> [GIVEN DATA]:
· · · · ·

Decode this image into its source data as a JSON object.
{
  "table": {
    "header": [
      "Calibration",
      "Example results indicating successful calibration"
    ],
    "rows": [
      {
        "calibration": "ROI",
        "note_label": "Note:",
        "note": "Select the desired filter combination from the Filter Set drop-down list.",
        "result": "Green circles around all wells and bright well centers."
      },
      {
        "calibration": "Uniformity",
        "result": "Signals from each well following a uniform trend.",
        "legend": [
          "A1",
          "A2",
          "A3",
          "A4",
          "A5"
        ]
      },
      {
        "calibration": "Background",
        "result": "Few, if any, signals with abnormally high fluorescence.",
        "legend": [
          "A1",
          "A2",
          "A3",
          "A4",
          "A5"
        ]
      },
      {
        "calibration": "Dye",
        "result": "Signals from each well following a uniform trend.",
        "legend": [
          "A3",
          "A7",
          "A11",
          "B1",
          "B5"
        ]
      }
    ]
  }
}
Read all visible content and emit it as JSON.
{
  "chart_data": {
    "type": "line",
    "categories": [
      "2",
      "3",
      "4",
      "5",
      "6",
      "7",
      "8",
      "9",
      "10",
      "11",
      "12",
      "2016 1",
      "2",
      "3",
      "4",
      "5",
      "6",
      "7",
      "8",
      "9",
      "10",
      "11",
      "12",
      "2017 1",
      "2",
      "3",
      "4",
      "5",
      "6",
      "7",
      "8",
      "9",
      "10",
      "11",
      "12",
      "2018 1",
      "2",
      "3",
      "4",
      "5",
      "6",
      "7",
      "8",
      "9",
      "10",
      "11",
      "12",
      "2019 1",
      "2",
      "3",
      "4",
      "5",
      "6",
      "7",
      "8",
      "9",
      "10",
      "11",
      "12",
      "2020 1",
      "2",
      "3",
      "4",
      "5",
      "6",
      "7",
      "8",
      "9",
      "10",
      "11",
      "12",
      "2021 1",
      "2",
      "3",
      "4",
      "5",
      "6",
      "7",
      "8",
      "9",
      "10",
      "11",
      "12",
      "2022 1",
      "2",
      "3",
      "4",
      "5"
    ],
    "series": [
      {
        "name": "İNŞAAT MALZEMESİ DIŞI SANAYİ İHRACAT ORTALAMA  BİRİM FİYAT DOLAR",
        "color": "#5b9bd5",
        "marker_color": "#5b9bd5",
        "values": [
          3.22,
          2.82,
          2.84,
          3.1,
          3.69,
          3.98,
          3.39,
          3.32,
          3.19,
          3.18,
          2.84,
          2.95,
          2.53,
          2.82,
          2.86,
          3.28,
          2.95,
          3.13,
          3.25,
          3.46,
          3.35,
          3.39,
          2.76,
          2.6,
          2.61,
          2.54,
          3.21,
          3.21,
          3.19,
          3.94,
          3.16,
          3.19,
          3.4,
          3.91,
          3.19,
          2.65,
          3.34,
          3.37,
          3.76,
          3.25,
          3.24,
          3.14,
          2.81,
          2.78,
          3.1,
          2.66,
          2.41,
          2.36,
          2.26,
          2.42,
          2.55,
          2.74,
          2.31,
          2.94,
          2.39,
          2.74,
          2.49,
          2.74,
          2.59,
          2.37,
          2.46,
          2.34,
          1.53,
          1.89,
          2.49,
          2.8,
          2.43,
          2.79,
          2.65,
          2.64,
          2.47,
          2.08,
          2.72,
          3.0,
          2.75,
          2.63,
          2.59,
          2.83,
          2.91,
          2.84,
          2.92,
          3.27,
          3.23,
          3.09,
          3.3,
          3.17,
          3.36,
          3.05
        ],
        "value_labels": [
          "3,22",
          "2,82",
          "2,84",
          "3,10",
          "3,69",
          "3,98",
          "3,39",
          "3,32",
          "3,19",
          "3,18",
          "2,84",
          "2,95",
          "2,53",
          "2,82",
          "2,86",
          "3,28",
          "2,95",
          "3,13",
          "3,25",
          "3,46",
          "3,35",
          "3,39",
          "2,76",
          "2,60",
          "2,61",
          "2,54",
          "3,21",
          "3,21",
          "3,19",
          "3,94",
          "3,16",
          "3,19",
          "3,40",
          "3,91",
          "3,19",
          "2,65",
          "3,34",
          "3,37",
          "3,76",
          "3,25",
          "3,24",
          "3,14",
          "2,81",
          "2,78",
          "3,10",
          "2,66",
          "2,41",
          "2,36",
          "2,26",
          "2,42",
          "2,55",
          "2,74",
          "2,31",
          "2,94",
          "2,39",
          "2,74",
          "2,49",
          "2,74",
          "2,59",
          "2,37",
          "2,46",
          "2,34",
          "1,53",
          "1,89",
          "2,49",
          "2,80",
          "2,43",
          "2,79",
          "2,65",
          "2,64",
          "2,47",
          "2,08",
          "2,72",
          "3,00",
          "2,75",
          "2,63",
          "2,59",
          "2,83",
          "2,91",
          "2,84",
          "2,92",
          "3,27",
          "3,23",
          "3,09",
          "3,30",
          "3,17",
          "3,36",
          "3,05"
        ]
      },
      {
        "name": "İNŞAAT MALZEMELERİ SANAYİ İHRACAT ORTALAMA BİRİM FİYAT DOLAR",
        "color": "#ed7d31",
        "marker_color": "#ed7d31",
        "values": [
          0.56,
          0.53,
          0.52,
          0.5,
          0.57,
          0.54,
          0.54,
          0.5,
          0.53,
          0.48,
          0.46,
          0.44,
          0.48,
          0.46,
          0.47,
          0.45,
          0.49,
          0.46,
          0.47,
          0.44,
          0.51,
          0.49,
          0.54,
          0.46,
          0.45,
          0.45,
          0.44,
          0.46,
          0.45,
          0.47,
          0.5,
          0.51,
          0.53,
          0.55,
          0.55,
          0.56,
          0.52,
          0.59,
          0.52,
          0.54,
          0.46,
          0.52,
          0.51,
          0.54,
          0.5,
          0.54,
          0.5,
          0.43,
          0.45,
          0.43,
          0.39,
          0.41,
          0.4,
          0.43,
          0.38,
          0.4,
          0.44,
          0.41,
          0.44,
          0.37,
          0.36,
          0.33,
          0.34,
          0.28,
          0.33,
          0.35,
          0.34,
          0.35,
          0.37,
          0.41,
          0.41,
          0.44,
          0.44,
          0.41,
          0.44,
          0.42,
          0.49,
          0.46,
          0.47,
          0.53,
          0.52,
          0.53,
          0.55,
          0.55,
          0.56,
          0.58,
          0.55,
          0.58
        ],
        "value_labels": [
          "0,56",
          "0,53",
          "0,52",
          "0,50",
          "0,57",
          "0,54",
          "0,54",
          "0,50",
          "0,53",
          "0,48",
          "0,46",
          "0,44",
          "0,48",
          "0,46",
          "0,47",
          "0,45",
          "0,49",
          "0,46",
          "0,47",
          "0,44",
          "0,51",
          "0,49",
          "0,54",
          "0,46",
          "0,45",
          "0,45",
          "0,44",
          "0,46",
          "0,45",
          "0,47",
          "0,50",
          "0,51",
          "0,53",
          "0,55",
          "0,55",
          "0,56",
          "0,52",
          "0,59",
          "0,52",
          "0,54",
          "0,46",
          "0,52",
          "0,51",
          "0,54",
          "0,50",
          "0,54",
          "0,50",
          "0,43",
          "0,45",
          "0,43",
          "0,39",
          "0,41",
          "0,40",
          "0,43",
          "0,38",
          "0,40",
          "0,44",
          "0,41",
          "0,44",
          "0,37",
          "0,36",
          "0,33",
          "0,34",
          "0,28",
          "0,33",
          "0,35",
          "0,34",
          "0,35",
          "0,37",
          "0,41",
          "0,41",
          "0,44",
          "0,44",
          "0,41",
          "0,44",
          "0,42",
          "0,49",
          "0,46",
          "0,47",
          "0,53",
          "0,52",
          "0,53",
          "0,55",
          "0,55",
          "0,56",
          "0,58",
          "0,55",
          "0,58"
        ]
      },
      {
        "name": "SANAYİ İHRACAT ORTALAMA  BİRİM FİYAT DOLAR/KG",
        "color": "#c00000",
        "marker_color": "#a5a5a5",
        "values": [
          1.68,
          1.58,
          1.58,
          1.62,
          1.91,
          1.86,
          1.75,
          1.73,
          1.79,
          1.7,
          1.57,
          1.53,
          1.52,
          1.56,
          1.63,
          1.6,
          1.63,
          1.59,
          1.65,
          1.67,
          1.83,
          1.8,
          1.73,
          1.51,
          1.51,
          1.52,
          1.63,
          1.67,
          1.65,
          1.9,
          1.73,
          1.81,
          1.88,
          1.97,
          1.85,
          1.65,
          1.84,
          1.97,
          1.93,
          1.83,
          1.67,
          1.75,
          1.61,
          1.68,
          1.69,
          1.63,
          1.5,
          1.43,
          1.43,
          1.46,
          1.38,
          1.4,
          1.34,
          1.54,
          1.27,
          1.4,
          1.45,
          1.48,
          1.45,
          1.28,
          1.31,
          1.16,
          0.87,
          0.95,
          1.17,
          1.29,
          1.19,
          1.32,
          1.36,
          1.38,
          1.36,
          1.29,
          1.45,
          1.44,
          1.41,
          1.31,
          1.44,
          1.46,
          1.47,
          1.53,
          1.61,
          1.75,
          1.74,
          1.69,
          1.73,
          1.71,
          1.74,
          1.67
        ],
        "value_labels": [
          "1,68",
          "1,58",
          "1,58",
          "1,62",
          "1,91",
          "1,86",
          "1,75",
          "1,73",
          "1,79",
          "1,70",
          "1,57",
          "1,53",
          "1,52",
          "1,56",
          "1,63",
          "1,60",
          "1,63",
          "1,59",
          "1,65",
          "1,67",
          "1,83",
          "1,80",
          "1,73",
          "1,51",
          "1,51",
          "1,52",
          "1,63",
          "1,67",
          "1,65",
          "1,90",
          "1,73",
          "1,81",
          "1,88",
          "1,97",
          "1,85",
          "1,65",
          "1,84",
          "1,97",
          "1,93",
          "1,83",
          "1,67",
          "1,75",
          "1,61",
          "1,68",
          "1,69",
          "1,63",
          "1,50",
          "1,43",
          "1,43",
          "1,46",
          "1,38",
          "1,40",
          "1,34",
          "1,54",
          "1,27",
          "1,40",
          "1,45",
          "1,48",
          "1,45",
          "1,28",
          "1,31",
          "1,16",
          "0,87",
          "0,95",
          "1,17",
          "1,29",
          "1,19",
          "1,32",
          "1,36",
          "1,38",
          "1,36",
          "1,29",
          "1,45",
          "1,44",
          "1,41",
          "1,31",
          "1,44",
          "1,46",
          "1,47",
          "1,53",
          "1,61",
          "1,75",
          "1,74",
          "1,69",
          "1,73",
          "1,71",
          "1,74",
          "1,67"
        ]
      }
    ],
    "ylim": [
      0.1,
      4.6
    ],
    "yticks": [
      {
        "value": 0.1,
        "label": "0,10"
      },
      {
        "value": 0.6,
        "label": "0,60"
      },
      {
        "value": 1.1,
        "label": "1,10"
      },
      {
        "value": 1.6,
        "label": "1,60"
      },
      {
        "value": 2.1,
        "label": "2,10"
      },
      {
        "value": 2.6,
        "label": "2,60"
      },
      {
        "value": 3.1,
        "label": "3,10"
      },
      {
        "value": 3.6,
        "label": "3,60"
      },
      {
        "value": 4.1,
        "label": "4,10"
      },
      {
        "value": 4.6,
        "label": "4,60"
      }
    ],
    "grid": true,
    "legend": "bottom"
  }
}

· · · · ·

In the material above, find the lines that contain "İNŞAAT" and show them.

> [WRITTEN RESPONSE]:
        "name": "İNŞAAT MALZEMESİ DIŞI SANAYİ İHRACAT ORTALAMA  BİRİM FİYAT DOLAR",
        "name": "İNŞAAT MALZEMELERİ SANAYİ İHRACAT ORTALAMA BİRİM FİYAT DOLAR",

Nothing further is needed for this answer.